- _Entries shown_
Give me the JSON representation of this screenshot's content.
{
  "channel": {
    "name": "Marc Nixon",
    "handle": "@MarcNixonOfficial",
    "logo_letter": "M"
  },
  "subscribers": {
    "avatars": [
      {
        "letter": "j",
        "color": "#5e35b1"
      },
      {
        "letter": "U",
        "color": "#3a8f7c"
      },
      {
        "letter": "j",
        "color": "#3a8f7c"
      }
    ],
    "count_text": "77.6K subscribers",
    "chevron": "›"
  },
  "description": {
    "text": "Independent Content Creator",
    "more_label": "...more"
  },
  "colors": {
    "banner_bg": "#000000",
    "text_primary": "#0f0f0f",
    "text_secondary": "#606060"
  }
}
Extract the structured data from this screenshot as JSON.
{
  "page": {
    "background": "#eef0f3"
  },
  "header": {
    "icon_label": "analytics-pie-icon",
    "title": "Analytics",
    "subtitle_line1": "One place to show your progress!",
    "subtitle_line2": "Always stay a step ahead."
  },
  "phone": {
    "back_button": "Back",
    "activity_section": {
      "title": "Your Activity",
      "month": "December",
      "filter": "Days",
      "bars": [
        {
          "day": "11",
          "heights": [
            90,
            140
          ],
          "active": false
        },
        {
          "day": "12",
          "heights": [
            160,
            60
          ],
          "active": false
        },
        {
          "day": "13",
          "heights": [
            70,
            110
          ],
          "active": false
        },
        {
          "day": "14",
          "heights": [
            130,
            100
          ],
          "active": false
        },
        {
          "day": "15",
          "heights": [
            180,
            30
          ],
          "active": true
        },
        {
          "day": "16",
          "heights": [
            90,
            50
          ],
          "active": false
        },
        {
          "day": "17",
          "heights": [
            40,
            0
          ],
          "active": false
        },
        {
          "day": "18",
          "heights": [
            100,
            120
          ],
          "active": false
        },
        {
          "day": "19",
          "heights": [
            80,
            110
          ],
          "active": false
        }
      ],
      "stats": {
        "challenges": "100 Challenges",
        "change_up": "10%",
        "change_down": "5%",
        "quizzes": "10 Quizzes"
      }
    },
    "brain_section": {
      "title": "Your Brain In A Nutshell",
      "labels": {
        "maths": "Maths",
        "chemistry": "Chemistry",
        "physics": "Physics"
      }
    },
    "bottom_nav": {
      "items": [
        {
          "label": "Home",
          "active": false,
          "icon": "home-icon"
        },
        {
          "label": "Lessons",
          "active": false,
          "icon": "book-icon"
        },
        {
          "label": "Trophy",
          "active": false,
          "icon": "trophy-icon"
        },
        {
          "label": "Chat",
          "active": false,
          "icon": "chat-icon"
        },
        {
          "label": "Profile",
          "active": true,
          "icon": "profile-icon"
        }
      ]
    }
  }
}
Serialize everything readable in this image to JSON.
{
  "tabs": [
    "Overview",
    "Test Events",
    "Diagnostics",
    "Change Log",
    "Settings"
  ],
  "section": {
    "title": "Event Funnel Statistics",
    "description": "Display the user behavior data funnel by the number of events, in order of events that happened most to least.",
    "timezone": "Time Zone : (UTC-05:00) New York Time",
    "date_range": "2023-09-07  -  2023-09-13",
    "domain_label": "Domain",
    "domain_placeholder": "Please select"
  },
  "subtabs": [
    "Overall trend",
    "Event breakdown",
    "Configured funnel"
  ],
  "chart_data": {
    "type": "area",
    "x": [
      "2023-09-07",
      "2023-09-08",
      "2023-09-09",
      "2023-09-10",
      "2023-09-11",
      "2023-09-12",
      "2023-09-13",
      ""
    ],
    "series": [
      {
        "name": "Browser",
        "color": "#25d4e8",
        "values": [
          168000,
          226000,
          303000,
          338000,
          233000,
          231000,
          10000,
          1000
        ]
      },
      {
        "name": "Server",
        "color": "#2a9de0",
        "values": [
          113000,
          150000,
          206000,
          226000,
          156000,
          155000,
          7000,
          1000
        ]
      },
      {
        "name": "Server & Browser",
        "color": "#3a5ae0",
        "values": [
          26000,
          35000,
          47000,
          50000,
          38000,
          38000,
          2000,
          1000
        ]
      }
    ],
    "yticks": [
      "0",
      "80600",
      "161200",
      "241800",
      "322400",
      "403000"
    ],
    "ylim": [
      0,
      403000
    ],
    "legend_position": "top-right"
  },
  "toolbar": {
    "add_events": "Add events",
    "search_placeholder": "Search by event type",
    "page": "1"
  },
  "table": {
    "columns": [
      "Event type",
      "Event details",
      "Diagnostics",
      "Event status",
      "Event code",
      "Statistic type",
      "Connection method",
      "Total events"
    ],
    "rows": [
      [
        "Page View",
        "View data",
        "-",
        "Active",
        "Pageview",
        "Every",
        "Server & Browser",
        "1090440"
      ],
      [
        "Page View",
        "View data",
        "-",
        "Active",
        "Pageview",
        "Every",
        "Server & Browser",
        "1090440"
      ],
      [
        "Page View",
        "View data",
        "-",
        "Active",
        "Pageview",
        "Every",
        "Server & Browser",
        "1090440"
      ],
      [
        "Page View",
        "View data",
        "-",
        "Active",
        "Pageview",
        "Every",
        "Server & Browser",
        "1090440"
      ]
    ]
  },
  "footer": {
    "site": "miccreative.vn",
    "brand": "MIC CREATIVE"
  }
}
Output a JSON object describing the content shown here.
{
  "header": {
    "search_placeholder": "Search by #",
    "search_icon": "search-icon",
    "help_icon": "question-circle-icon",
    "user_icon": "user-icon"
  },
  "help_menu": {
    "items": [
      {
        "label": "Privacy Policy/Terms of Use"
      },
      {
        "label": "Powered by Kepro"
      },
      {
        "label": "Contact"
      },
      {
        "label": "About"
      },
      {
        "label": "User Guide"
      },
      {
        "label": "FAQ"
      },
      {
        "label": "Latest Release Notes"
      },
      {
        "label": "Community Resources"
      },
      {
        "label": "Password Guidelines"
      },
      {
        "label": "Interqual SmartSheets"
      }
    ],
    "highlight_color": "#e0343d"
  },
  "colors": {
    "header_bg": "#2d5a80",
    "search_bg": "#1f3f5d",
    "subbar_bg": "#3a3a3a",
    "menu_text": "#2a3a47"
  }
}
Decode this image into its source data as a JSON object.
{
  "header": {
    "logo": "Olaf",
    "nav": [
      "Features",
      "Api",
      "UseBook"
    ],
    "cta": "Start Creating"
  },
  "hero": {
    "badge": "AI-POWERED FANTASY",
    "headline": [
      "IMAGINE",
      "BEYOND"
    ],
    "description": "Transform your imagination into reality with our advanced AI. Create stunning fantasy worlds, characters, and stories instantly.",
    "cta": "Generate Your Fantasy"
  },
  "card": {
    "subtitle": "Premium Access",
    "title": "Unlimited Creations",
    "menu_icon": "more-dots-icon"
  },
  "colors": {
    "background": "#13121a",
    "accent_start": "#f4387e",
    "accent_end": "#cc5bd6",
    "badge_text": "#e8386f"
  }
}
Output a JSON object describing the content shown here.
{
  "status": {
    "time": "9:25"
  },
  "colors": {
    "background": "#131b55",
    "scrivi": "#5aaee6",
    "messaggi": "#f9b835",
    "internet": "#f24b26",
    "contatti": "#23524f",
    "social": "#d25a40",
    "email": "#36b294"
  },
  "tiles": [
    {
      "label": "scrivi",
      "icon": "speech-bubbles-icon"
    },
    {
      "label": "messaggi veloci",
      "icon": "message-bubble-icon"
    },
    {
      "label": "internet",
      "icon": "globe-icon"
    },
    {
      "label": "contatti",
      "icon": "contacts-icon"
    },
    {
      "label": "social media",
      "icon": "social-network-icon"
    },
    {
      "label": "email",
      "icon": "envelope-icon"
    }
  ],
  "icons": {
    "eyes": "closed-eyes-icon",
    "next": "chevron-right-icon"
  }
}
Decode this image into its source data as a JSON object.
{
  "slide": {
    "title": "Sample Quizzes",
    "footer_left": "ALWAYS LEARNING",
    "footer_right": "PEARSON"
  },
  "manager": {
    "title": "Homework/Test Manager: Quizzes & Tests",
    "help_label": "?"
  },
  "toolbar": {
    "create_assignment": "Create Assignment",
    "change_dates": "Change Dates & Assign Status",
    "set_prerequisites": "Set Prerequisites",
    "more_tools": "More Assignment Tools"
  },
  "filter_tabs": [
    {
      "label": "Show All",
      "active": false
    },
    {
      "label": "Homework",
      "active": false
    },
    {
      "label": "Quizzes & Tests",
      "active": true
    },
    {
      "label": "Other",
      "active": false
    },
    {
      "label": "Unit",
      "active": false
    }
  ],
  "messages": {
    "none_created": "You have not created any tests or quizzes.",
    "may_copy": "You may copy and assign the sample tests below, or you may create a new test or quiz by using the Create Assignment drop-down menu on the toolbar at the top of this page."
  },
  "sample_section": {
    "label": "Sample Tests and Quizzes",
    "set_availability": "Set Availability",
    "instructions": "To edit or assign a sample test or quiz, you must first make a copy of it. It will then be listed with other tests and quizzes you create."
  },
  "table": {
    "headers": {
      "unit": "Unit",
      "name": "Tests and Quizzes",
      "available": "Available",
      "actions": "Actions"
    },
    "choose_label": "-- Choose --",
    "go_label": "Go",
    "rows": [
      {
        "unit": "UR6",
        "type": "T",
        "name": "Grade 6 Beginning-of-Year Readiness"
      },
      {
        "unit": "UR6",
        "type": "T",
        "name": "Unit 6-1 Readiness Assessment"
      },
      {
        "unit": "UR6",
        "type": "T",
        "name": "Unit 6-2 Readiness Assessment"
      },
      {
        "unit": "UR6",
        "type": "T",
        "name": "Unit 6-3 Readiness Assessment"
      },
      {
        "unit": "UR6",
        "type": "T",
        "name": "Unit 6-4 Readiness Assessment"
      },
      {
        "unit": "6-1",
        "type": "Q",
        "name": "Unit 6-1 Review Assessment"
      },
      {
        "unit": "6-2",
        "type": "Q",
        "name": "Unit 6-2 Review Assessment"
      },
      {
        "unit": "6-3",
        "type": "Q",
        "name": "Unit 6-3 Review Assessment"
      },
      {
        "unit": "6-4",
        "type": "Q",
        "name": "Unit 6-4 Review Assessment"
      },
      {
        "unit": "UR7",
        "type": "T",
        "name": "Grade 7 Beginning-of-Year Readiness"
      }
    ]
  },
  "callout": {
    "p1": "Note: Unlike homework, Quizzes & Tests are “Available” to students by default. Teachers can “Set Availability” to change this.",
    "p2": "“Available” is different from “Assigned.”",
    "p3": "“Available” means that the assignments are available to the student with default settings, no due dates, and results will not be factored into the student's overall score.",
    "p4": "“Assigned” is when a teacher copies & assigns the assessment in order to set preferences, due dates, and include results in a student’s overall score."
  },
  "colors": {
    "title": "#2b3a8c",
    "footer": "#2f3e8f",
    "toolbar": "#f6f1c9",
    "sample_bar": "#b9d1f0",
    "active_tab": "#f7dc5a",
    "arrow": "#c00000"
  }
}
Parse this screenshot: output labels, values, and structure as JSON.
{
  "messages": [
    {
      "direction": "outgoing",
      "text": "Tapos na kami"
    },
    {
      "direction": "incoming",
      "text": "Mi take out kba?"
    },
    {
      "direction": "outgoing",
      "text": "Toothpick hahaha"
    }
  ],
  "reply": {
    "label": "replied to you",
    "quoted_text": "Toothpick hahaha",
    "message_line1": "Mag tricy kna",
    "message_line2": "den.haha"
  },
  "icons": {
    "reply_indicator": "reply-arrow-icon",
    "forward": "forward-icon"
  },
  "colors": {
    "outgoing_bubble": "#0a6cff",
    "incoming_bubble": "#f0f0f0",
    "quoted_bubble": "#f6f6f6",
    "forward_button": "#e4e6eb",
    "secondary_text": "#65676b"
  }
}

- _Stated task_
Pick out all lines containing the string "copy".

- _Response to this exercise_
    "may_copy": "You may copy and assign the sample tests below, or you may create a new test or quiz by using the Create Assignment drop-down menu on the toolbar at the top of this page."
    "instructions": "To edit or assign a sample test or quiz, you must first make a copy of it. It will then be listed with other tests and quizzes you create."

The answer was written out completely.